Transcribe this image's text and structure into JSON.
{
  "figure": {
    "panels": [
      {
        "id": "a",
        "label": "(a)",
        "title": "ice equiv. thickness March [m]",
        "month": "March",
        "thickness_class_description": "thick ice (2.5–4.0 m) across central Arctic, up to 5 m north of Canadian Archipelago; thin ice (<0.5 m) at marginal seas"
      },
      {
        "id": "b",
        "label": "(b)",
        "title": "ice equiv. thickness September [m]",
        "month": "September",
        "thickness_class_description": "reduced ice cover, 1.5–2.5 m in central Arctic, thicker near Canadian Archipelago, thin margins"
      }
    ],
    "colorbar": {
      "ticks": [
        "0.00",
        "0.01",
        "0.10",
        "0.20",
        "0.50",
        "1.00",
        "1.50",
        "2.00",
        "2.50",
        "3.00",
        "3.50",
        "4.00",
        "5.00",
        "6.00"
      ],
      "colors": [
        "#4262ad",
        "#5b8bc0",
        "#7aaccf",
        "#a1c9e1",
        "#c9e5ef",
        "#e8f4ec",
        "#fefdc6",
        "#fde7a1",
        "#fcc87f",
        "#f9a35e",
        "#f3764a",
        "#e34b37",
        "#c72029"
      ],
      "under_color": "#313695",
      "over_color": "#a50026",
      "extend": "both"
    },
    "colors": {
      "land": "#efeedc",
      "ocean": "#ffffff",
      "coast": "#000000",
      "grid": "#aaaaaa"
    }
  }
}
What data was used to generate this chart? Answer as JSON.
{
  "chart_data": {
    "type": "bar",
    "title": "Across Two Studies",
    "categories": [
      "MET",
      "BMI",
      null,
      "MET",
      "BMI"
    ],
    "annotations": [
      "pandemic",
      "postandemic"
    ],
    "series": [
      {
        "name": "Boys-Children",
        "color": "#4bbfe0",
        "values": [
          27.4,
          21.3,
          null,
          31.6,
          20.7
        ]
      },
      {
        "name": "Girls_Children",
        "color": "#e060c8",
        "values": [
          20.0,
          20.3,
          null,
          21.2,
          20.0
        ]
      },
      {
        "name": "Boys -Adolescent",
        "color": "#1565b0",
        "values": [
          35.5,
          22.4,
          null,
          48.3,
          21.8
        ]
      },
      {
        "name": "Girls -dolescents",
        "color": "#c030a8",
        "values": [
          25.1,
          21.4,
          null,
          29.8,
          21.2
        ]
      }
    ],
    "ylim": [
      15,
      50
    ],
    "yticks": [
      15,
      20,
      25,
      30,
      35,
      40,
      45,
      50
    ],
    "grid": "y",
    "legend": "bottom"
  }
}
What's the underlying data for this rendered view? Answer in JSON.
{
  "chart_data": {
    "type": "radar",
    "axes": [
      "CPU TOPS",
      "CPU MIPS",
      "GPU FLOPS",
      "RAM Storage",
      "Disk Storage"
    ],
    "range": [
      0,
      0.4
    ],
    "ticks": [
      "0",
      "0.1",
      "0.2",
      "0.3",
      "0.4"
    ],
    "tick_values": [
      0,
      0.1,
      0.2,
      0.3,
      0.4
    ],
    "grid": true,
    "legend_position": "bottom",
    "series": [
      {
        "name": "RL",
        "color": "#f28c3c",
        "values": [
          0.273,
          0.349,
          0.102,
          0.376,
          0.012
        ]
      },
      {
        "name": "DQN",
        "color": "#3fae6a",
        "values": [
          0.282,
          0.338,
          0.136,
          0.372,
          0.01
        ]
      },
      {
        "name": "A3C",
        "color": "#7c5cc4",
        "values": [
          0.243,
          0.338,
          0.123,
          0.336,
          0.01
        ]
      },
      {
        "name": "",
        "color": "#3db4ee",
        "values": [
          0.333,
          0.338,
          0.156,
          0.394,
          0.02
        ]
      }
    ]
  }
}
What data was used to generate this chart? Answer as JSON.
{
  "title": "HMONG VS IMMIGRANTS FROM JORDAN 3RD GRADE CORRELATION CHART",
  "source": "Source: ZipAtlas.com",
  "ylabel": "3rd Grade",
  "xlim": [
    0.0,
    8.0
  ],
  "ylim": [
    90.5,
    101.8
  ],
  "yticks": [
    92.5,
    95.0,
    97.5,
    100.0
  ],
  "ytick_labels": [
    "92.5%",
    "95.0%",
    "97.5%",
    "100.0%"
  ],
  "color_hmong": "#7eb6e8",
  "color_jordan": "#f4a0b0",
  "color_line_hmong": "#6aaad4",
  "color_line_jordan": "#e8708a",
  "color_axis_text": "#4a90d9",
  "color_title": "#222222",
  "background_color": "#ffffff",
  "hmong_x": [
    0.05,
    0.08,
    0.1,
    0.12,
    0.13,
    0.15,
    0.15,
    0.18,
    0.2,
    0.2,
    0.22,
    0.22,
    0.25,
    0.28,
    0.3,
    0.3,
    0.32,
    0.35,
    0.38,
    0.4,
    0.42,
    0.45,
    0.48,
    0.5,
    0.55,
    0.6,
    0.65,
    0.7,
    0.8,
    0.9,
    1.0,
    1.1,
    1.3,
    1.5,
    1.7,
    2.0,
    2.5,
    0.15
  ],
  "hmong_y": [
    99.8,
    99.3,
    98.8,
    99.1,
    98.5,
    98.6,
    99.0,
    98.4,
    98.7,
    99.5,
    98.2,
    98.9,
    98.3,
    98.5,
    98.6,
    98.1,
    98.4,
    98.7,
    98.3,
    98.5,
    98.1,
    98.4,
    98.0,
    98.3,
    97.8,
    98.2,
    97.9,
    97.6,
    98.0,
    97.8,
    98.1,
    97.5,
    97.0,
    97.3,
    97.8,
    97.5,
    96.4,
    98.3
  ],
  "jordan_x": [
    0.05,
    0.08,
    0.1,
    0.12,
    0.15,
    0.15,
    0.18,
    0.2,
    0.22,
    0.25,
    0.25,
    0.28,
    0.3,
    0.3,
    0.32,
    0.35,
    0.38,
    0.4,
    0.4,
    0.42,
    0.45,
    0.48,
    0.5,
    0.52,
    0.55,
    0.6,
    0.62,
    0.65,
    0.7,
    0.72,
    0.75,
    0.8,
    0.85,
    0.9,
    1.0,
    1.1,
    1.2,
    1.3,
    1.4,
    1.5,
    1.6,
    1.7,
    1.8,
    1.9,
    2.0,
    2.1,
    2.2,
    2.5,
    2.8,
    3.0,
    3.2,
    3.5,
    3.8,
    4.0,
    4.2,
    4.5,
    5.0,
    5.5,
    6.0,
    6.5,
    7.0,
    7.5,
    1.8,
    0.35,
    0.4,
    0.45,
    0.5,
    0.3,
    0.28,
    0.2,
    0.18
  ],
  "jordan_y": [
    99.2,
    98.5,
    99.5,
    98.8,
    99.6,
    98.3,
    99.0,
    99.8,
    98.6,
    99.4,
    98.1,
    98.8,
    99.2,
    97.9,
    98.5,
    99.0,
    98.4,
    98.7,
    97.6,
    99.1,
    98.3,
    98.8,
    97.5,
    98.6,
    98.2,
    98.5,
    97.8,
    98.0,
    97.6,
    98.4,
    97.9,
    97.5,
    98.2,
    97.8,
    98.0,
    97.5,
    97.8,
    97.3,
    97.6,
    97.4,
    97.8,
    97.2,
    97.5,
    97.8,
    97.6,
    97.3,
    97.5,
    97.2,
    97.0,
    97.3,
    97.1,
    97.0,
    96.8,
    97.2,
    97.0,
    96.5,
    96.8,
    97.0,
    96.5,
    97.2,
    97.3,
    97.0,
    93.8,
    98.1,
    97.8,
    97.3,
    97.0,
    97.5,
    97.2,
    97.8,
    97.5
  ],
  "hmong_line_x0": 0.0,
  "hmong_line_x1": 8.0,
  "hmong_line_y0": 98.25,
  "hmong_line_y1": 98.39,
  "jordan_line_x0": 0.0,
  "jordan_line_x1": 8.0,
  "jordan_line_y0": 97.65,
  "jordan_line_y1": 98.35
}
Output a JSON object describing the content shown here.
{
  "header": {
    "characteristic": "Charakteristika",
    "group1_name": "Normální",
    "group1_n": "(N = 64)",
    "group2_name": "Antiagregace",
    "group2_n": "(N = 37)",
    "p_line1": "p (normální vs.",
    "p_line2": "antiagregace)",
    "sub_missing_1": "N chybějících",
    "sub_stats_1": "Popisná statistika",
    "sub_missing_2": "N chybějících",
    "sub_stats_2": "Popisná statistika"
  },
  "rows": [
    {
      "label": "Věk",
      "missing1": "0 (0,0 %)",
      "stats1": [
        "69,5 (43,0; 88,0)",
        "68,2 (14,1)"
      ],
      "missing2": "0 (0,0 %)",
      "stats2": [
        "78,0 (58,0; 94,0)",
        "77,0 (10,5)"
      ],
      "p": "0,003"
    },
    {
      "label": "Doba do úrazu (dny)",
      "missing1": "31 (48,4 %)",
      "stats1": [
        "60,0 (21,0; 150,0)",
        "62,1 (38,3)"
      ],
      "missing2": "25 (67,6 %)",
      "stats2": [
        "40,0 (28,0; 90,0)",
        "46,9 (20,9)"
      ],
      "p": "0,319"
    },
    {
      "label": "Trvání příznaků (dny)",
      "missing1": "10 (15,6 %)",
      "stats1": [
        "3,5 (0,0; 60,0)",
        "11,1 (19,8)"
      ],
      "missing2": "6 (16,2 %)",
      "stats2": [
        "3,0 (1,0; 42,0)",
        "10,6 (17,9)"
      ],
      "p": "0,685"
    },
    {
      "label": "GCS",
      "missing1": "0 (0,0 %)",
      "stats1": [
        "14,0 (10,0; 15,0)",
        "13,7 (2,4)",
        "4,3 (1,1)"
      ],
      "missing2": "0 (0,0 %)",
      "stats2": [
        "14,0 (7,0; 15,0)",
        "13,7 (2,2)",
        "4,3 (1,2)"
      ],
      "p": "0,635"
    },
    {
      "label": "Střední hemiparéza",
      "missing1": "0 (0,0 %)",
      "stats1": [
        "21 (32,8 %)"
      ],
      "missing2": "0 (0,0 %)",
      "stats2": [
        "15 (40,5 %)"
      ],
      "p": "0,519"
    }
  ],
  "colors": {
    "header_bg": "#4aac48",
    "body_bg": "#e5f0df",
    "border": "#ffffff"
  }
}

**CHALLENGE**
Identify and copy all lines with the word "Archipelago".

**WRITTEN ANSWER**
        "thickness_class_description": "thick ice (2.5–4.0 m) across central Arctic, up to 5 m north of Canadian Archipelago; thin ice (<0.5 m) at marginal seas"
        "thickness_class_description": "reduced ice cover, 1.5–2.5 m in central Arctic, thicker near Canadian Archipelago, thin margins"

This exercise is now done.